• Challenge
Edit the passage below on DCP expressions. Reproduce the part that opens with the words containing "Typically, writing problems" and closes with "for convex functions.", substituting "verification" for "analysis".

• Text segment

________________________

Typically, writing problems in the DCP form is natural, but in some cases
manipulation is required to construct expressions that satisfy the rules. For
each set of mathematical expressions below, first briefly explain why each
defines a convex set. Then, give an equivalent DCP expression along with a brief
explanation of why the DCP expression is equivalent to the original for each
set. DCP expressions should be given in a form that passes analysis (a green
tick on the left of the expression box) at
\url{http://dcp.stanford.edu/analyzer}.
Note: this question is really about developing a better understanding of the
various composition rules for convex functions.
\begin{enumerate}[i.]
\item $\|(x, y, z)\|_2^2 \le 1$
\item $\sqrt{x^2 + 1} \le 3x + y$
\item $1/x + 2/y \le 5, x > 0, y > 0$
\item $(x+y)^2/\sqrt{y} \le x - y + 5, y > 0$
\item $(x+z)y \ge 1, x+z \ge 0, y \ge 0$
\item $\|(x + 2y, x-y)\|_2 = 0$
\item $x\sqrt{y} \ge 1$, $x \ge 0, y \ge 0$
\item $\log(e^{y-1} + e^{x/2}) \le -e^x $
\end{enumerate}
\end{document}

________________________

• Raw data
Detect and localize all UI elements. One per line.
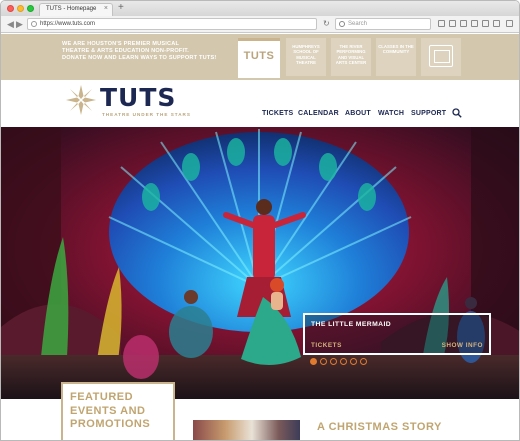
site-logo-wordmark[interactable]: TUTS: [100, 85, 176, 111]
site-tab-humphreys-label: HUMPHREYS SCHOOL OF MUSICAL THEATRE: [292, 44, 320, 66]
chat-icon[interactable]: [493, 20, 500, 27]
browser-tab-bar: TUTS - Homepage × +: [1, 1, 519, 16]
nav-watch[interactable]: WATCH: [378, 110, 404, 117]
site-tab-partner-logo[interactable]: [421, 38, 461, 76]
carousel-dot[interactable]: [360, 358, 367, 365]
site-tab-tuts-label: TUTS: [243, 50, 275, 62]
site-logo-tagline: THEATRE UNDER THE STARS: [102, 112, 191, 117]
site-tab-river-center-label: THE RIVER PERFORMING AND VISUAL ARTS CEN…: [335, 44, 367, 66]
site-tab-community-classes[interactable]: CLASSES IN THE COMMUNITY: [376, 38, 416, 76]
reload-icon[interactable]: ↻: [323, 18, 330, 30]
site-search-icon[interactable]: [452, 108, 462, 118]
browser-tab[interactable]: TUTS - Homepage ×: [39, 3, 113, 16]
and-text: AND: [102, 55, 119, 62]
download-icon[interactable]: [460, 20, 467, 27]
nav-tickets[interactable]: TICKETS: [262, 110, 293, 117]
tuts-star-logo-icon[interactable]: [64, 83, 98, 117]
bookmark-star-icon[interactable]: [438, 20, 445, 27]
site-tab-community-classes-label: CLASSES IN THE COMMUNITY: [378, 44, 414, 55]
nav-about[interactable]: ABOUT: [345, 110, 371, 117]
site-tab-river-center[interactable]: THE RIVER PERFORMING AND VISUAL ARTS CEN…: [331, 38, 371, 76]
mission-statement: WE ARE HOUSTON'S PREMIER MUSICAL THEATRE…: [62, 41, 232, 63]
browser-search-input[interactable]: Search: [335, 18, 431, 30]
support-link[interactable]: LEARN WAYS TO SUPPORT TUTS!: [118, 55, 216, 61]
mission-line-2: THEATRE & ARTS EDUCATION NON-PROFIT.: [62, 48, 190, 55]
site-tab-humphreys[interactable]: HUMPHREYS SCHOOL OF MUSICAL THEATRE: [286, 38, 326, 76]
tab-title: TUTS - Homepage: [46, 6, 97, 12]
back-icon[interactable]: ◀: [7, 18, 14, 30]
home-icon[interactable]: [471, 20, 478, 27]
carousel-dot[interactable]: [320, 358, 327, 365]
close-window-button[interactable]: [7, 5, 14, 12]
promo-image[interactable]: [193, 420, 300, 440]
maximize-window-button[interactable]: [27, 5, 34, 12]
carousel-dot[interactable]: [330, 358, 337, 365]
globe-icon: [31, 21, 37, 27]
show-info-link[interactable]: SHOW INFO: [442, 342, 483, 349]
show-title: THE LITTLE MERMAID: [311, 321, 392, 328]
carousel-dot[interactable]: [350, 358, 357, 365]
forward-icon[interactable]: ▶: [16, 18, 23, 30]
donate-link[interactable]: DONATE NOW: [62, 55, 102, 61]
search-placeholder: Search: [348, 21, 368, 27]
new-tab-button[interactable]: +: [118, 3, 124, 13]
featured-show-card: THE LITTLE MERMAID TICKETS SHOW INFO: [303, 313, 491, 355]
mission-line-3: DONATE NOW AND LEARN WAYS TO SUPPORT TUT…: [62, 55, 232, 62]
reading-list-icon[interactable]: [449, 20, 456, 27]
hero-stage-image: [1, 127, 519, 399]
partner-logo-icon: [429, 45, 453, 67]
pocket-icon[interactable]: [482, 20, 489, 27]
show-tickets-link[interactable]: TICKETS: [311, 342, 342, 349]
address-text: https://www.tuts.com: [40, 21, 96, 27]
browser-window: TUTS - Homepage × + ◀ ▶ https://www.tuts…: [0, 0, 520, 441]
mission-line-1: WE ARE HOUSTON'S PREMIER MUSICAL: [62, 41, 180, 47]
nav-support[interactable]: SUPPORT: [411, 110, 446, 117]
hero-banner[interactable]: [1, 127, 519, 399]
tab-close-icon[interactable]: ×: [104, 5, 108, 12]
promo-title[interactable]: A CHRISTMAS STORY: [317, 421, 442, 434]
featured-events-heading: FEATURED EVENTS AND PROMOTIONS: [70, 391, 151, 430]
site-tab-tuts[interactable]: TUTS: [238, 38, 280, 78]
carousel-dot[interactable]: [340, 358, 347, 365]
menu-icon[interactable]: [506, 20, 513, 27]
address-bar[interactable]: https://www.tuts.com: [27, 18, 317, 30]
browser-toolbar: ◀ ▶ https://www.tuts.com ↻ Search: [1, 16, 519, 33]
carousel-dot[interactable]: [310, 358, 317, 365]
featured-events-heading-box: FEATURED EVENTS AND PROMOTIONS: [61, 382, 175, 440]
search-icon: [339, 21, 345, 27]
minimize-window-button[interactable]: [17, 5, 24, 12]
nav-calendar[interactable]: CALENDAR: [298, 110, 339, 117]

________________________

• Answer to this problem
Typically, writing problems in the DCP form is natural, but in some cases
manipulation is required to construct expressions that satisfy the rules. For
each set of mathematical expressions below, first briefly explain why each
defines a convex set. Then, give an equivalent DCP expression along with a brief
explanation of why the DCP expression is equivalent to the original for each
set. DCP expressions should be given in a form that passes verification (a green
tick on the left of the expression box) at
\url{http://dcp.stanford.edu/analyzer}.
Note: this question is really about developing a better understanding of the
various composition rules for convex functions.